### Dati estratti

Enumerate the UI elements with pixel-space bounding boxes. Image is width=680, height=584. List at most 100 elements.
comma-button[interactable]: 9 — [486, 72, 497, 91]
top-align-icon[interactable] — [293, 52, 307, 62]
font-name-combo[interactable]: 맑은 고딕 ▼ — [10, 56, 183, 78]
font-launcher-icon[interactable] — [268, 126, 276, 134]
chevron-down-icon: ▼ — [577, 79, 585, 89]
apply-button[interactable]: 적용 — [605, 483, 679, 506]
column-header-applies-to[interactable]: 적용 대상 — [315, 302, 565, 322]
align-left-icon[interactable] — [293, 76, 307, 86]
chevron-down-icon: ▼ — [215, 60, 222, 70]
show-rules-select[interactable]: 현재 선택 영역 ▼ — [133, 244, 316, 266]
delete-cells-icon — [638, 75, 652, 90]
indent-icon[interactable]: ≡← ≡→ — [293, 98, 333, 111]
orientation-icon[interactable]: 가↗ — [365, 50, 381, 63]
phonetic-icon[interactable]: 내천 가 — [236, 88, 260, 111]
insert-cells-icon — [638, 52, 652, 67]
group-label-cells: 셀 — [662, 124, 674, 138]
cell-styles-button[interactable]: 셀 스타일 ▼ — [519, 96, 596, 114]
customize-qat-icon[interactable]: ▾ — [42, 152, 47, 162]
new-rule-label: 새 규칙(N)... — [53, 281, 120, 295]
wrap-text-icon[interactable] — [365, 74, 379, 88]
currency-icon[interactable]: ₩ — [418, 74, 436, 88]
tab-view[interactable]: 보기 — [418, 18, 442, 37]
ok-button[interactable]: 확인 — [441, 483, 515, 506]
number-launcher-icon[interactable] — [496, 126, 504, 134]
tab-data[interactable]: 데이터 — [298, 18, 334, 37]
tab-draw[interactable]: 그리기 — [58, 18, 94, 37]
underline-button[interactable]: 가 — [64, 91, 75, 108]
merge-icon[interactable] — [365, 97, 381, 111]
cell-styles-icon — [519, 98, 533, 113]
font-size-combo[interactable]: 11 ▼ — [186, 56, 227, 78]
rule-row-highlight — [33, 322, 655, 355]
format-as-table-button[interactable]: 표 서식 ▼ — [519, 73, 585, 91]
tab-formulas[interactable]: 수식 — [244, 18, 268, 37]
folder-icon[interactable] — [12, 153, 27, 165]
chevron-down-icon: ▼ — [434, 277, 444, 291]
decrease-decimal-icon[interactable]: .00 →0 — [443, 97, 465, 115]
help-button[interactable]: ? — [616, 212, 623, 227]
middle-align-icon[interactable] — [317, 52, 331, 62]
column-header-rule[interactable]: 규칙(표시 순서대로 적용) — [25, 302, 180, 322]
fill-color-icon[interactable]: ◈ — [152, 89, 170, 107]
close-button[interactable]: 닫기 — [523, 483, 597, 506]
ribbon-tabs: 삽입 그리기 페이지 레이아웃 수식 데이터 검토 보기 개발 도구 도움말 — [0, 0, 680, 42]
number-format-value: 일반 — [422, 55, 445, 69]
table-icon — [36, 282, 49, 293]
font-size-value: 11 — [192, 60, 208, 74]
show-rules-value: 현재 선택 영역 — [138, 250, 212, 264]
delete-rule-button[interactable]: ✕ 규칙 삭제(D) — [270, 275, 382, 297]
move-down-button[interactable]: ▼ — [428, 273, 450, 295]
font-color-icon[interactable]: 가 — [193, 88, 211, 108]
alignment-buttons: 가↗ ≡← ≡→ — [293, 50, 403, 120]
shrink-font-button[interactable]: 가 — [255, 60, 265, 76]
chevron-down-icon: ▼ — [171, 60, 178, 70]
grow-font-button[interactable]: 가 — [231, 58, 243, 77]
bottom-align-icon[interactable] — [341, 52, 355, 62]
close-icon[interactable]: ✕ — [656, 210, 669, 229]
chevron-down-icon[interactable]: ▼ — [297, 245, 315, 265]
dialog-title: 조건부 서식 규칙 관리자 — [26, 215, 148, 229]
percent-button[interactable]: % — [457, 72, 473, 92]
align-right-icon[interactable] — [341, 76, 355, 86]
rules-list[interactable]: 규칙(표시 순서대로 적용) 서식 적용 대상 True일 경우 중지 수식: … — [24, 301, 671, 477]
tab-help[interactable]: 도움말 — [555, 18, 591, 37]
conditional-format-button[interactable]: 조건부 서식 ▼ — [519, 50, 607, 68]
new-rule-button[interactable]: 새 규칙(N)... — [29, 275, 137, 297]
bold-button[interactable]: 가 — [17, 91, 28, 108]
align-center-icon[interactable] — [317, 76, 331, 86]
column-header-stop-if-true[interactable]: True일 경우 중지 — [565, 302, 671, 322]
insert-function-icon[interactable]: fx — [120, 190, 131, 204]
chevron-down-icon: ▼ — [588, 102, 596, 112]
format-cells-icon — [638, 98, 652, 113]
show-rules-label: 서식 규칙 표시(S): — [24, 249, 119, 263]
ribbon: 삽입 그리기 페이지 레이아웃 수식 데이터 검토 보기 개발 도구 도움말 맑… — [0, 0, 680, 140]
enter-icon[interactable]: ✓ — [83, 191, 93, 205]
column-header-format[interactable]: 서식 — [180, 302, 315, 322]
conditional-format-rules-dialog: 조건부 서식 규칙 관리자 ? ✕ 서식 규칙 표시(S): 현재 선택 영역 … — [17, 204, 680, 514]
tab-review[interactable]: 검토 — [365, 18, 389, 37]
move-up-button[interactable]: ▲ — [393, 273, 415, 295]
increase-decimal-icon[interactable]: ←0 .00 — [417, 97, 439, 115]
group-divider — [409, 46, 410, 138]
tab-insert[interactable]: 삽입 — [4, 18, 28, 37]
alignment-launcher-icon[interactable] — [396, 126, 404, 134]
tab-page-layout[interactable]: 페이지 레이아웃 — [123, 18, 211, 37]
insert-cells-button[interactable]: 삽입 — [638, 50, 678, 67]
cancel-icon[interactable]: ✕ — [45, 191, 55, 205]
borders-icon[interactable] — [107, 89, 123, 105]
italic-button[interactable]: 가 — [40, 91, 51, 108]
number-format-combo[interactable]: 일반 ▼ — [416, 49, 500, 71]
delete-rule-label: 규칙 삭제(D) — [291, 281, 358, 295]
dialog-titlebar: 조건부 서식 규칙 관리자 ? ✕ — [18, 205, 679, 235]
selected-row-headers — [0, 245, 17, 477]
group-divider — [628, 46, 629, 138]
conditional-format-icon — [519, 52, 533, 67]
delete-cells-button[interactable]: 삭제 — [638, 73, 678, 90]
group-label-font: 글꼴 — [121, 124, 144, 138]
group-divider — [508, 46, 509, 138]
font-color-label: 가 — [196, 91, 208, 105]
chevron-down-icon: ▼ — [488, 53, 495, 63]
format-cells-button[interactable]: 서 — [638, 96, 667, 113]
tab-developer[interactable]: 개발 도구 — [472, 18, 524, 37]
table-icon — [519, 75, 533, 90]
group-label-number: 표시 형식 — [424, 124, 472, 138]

######

Lavoro richiesto » Ricopi testualmente le righe dei record dalla prima fino a quella che contiene "chevron-down-icon: ▼ — [434, 277, 444, 291]", quest'ultima compresa.

Risultato »
Enumerate the UI elements with pixel-space bounding boxes. Image is width=680, height=584. List at most 100 elements.
comma-button[interactable]: 9 — [486, 72, 497, 91]
top-align-icon[interactable] — [293, 52, 307, 62]
font-name-combo[interactable]: 맑은 고딕 ▼ — [10, 56, 183, 78]
font-launcher-icon[interactable] — [268, 126, 276, 134]
chevron-down-icon: ▼ — [577, 79, 585, 89]
apply-button[interactable]: 적용 — [605, 483, 679, 506]
column-header-applies-to[interactable]: 적용 대상 — [315, 302, 565, 322]
align-left-icon[interactable] — [293, 76, 307, 86]
chevron-down-icon: ▼ — [215, 60, 222, 70]
show-rules-select[interactable]: 현재 선택 영역 ▼ — [133, 244, 316, 266]
delete-cells-icon — [638, 75, 652, 90]
indent-icon[interactable]: ≡← ≡→ — [293, 98, 333, 111]
orientation-icon[interactable]: 가↗ — [365, 50, 381, 63]
phonetic-icon[interactable]: 내천 가 — [236, 88, 260, 111]
insert-cells-icon — [638, 52, 652, 67]
group-label-cells: 셀 — [662, 124, 674, 138]
cell-styles-button[interactable]: 셀 스타일 ▼ — [519, 96, 596, 114]
customize-qat-icon[interactable]: ▾ — [42, 152, 47, 162]
new-rule-label: 새 규칙(N)... — [53, 281, 120, 295]
wrap-text-icon[interactable] — [365, 74, 379, 88]
currency-icon[interactable]: ₩ — [418, 74, 436, 88]
tab-view[interactable]: 보기 — [418, 18, 442, 37]
ok-button[interactable]: 확인 — [441, 483, 515, 506]
number-launcher-icon[interactable] — [496, 126, 504, 134]
tab-data[interactable]: 데이터 — [298, 18, 334, 37]
tab-draw[interactable]: 그리기 — [58, 18, 94, 37]
underline-button[interactable]: 가 — [64, 91, 75, 108]
merge-icon[interactable] — [365, 97, 381, 111]
cell-styles-icon — [519, 98, 533, 113]
font-size-combo[interactable]: 11 ▼ — [186, 56, 227, 78]
rule-row-highlight — [33, 322, 655, 355]
format-as-table-button[interactable]: 표 서식 ▼ — [519, 73, 585, 91]
tab-formulas[interactable]: 수식 — [244, 18, 268, 37]
folder-icon[interactable] — [12, 153, 27, 165]
chevron-down-icon: ▼ — [434, 277, 444, 291]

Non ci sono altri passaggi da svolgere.